> _WRITTEN TASK_:
Extract the lines that hold the string "利用向量的基底".

----

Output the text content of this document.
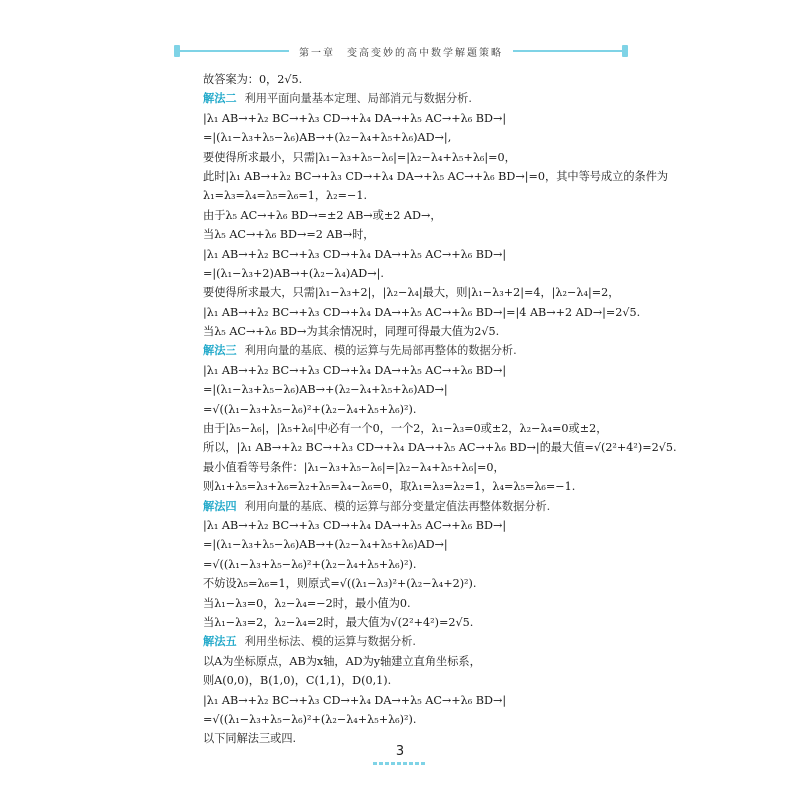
第一章　变高变妙的高中数学解题策略
故答案为：0，2√5.
解法二 利用平面向量基本定理、局部消元与数据分析.
|λ₁ AB→+λ₂ BC→+λ₃ CD→+λ₄ DA→+λ₅ AC→+λ₆ BD→|
=|(λ₁−λ₃+λ₅−λ₆)AB→+(λ₂−λ₄+λ₅+λ₆)AD→|,
要使得所求最小，只需|λ₁−λ₃+λ₅−λ₆|=|λ₂−λ₄+λ₅+λ₆|=0，
此时|λ₁ AB→+λ₂ BC→+λ₃ CD→+λ₄ DA→+λ₅ AC→+λ₆ BD→|=0，其中等号成立的条件为
λ₁=λ₃=λ₄=λ₅=λ₆=1，λ₂=−1.
由于λ₅ AC→+λ₆ BD→=±2 AB→或±2 AD→，
当λ₅ AC→+λ₆ BD→=2 AB→时，
|λ₁ AB→+λ₂ BC→+λ₃ CD→+λ₄ DA→+λ₅ AC→+λ₆ BD→|
=|(λ₁−λ₃+2)AB→+(λ₂−λ₄)AD→|.
要使得所求最大，只需|λ₁−λ₃+2|，|λ₂−λ₄|最大，则|λ₁−λ₃+2|=4，|λ₂−λ₄|=2，
|λ₁ AB→+λ₂ BC→+λ₃ CD→+λ₄ DA→+λ₅ AC→+λ₆ BD→|=|4 AB→+2 AD→|=2√5.
当λ₅ AC→+λ₆ BD→为其余情况时，同理可得最大值为2√5.
解法三 利用向量的基底、模的运算与先局部再整体的数据分析.
|λ₁ AB→+λ₂ BC→+λ₃ CD→+λ₄ DA→+λ₅ AC→+λ₆ BD→|
=|(λ₁−λ₃+λ₅−λ₆)AB→+(λ₂−λ₄+λ₅+λ₆)AD→|
=√((λ₁−λ₃+λ₅−λ₆)²+(λ₂−λ₄+λ₅+λ₆)²).
由于|λ₅−λ₆|，|λ₅+λ₆|中必有一个0，一个2，λ₁−λ₃=0或±2，λ₂−λ₄=0或±2，
所以，|λ₁ AB→+λ₂ BC→+λ₃ CD→+λ₄ DA→+λ₅ AC→+λ₆ BD→|的最大值=√(2²+4²)=2√5.
最小值看等号条件：|λ₁−λ₃+λ₅−λ₆|=|λ₂−λ₄+λ₅+λ₆|=0，
则λ₁+λ₅=λ₃+λ₆=λ₂+λ₅=λ₄−λ₆=0，取λ₁=λ₃=λ₂=1，λ₄=λ₅=λ₆=−1.
解法四 利用向量的基底、模的运算与部分变量定值法再整体数据分析.
|λ₁ AB→+λ₂ BC→+λ₃ CD→+λ₄ DA→+λ₅ AC→+λ₆ BD→|
=|(λ₁−λ₃+λ₅−λ₆)AB→+(λ₂−λ₄+λ₅+λ₆)AD→|
=√((λ₁−λ₃+λ₅−λ₆)²+(λ₂−λ₄+λ₅+λ₆)²).
不妨设λ₅=λ₆=1，则原式=√((λ₁−λ₃)²+(λ₂−λ₄+2)²).
当λ₁−λ₃=0，λ₂−λ₄=−2时，最小值为0.
当λ₁−λ₃=2，λ₂−λ₄=2时，最大值为√(2²+4²)=2√5.
解法五 利用坐标法、模的运算与数据分析.
以A为坐标原点，AB为x轴，AD为y轴建立直角坐标系，
则A(0,0)，B(1,0)，C(1,1)，D(0,1).
|λ₁ AB→+λ₂ BC→+λ₃ CD→+λ₄ DA→+λ₅ AC→+λ₆ BD→|
=√((λ₁−λ₃+λ₅−λ₆)²+(λ₂−λ₄+λ₅+λ₆)²).
以下同解法三或四.
3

----

> _ANSWER FOR THIS EXERCISE_:
解法三 利用向量的基底、模的运算与先局部再整体的数据分析.
解法四 利用向量的基底、模的运算与部分变量定值法再整体数据分析.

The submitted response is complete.